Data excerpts
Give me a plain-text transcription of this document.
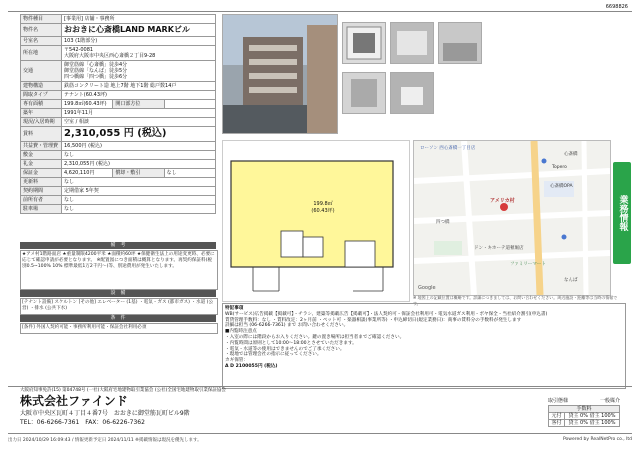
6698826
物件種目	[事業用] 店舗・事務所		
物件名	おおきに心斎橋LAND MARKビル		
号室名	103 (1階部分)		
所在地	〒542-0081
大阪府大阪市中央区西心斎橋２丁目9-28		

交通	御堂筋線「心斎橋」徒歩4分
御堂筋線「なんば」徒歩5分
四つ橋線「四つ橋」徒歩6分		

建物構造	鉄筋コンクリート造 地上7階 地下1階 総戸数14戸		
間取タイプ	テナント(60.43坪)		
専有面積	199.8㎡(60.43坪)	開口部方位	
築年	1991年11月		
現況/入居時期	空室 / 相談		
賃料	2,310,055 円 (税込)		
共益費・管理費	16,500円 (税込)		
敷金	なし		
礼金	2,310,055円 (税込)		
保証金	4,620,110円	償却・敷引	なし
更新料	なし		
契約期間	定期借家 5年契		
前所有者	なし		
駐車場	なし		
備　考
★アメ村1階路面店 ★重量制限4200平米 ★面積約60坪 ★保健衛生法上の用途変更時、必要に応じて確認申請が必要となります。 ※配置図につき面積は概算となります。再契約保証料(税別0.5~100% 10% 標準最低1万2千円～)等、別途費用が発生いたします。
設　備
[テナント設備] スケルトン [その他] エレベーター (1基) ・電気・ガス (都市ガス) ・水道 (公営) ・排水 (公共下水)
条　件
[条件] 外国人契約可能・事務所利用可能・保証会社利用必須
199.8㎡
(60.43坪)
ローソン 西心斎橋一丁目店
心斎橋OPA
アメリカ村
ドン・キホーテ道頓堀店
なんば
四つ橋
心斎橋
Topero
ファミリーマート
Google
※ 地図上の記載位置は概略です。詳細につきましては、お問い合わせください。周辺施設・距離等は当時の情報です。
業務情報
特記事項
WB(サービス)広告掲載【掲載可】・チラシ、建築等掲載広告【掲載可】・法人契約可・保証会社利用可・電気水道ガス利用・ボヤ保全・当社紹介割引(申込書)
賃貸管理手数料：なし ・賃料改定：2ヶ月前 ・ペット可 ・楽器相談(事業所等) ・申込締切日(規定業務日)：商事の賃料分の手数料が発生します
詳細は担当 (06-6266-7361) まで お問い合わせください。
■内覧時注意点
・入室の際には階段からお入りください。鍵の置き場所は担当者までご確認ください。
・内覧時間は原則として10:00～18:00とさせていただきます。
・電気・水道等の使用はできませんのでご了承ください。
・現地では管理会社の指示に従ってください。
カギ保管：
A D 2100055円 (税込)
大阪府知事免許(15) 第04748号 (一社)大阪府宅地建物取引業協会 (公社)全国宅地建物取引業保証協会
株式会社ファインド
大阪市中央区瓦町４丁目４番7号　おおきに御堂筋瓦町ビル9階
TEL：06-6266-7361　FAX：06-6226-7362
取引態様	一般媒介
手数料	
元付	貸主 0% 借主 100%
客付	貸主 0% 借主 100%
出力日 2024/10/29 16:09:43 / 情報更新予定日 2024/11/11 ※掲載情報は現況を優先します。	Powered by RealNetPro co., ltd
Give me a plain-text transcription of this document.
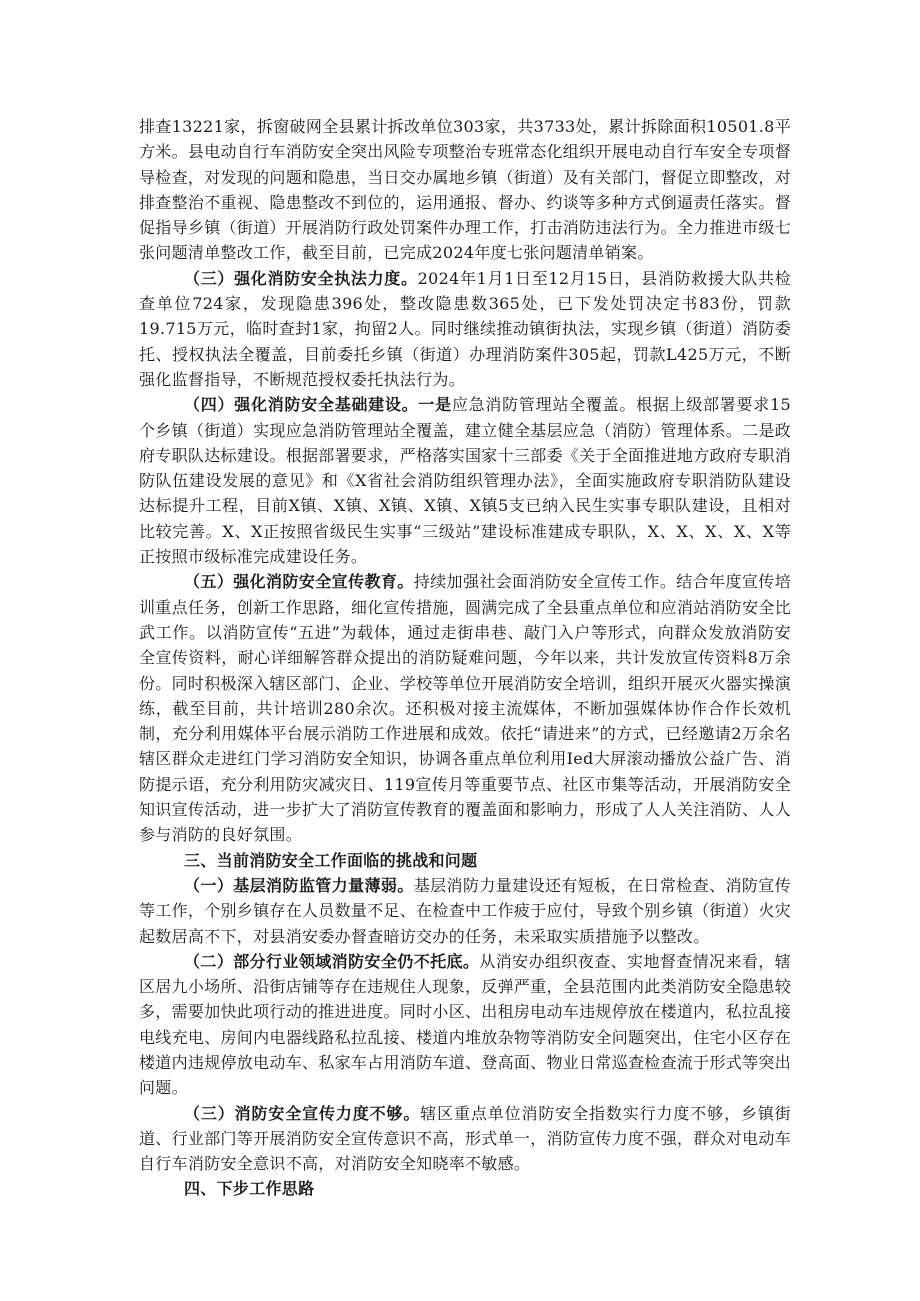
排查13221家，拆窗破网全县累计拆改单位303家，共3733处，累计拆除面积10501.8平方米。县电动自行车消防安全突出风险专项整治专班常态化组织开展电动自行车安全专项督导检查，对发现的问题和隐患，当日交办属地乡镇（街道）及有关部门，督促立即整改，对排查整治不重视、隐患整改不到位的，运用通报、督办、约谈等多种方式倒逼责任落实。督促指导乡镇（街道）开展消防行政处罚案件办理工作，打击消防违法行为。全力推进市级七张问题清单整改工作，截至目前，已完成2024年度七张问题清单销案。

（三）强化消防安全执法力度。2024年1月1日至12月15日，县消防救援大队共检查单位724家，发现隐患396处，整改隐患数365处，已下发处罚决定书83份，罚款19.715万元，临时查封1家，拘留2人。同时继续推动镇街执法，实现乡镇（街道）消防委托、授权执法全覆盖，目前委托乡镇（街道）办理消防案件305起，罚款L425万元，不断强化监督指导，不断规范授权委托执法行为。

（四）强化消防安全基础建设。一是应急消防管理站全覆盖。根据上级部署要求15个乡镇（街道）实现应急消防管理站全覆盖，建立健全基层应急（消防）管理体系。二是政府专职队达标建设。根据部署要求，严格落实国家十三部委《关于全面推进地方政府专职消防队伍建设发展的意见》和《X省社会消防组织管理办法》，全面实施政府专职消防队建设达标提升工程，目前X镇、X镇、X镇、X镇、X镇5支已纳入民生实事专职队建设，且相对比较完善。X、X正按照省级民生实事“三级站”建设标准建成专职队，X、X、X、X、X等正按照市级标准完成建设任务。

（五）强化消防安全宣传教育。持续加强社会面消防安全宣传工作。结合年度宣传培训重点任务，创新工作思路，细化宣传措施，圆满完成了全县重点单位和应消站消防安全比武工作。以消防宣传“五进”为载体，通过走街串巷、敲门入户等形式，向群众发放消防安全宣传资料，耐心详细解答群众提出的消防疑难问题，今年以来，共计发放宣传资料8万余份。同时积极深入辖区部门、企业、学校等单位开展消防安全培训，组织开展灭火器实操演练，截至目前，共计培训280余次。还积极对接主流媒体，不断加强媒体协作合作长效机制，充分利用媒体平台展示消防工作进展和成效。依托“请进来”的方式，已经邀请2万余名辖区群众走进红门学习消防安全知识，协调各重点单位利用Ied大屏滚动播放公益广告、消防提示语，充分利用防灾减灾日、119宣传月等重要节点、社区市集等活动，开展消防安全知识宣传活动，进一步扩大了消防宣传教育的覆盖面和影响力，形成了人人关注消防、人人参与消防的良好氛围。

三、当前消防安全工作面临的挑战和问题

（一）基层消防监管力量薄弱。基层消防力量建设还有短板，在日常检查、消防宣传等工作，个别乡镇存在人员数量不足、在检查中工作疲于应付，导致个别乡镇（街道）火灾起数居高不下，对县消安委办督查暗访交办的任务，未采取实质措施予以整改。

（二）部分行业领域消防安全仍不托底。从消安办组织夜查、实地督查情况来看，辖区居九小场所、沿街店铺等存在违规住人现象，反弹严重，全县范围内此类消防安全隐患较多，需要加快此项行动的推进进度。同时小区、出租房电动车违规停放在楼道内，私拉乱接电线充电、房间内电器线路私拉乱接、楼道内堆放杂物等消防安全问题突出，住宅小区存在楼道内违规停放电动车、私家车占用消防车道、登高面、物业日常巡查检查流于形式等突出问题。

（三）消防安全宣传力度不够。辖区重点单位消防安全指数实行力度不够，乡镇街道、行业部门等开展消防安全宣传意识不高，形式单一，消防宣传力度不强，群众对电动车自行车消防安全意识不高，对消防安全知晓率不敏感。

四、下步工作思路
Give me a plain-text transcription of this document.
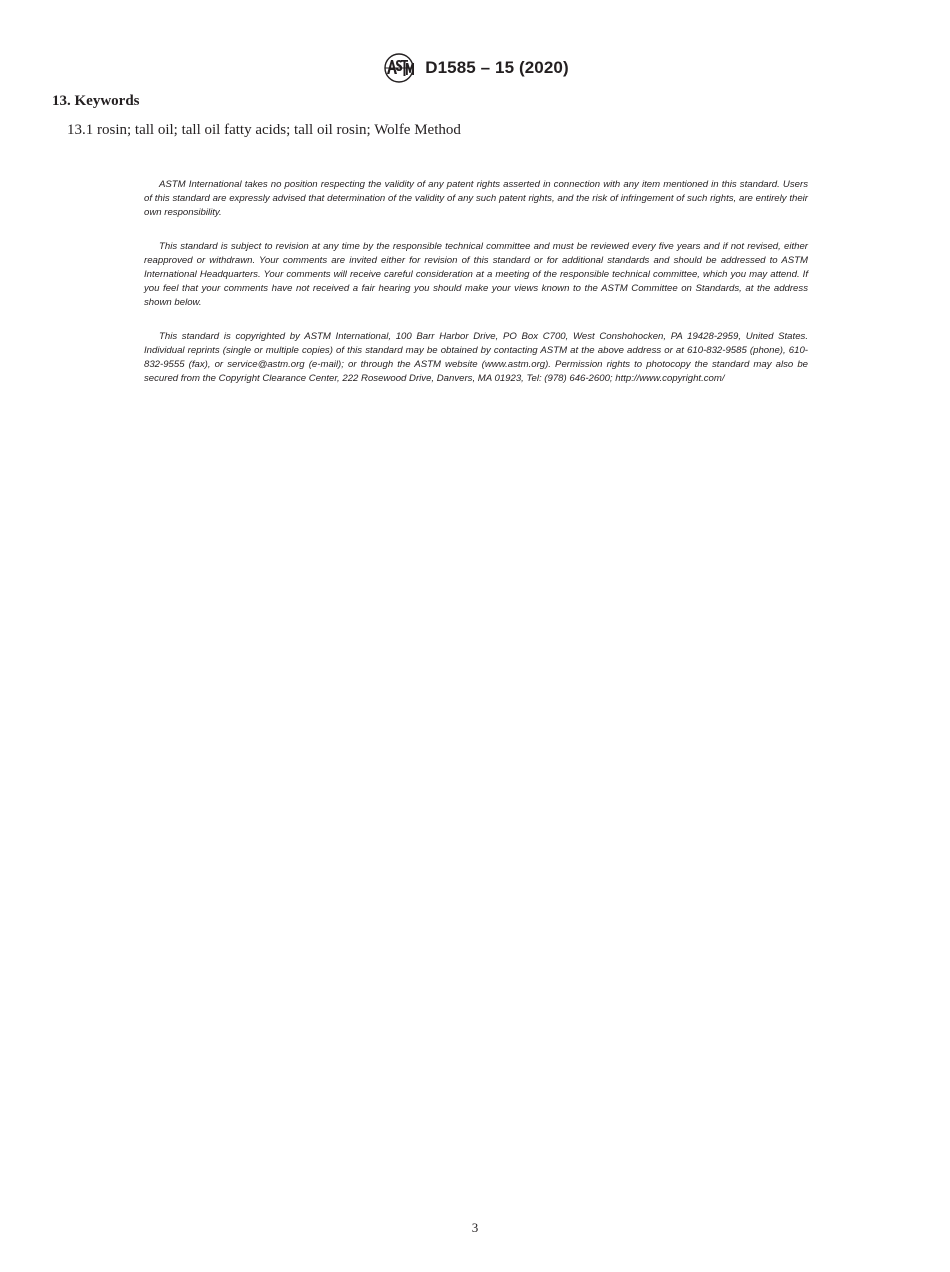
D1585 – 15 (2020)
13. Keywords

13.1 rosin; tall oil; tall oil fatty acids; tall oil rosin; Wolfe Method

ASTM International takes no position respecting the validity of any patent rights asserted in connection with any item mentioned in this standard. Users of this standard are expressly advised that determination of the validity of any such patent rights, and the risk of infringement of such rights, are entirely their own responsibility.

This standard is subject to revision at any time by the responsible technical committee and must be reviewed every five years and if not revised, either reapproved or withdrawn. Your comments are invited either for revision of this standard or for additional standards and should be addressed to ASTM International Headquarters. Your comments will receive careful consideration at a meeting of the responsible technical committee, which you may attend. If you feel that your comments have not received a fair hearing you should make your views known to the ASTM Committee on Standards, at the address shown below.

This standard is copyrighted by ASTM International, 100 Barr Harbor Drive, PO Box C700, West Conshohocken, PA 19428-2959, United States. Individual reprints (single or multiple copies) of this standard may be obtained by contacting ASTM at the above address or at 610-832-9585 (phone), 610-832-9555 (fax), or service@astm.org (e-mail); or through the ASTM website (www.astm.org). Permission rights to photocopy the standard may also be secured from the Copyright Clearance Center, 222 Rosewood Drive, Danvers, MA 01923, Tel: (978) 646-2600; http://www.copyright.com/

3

» **GIVEN REQUEST**: Select and copy every line of the listing with the word "お問い合わせください".

» **EXPECTED ANSWER**:
※ 地図上の記載位置は概略です。詳細につきましては、お問い合わせください。周辺施設・距離等は当時の情報です。
詳細は担当 (06-6266-7361) まで お問い合わせください。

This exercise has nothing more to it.